■ **Brief**
Restate the full listing word for word and leave the pictures out.

■ **Task material**
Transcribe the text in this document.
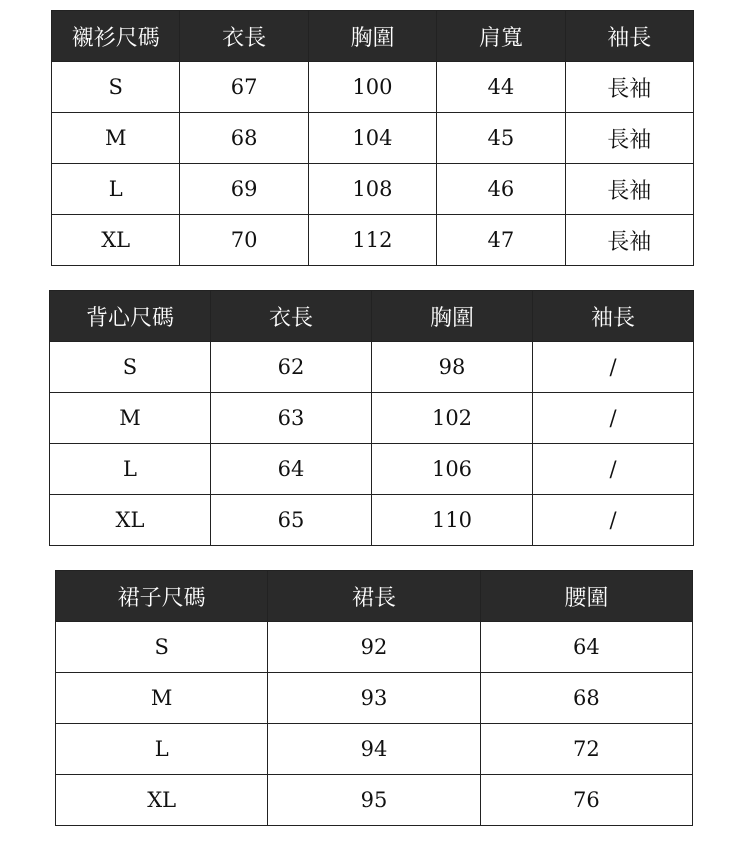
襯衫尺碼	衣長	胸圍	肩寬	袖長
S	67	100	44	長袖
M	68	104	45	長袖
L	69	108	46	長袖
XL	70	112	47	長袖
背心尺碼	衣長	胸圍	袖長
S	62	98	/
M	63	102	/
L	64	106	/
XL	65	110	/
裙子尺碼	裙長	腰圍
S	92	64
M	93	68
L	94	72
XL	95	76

■ **Right answer**
Transcribe the text in this document.
襯衫尺碼	衣長	胸圍	肩寬	袖長
S	67	100	44	長袖
M	68	104	45	長袖
L	69	108	46	長袖
XL	70	112	47	長袖
背心尺碼	衣長	胸圍	袖長
S	62	98	/
M	63	102	/
L	64	106	/
XL	65	110	/
裙子尺碼	裙長	腰圍
S	92	64
M	93	68
L	94	72
XL	95	76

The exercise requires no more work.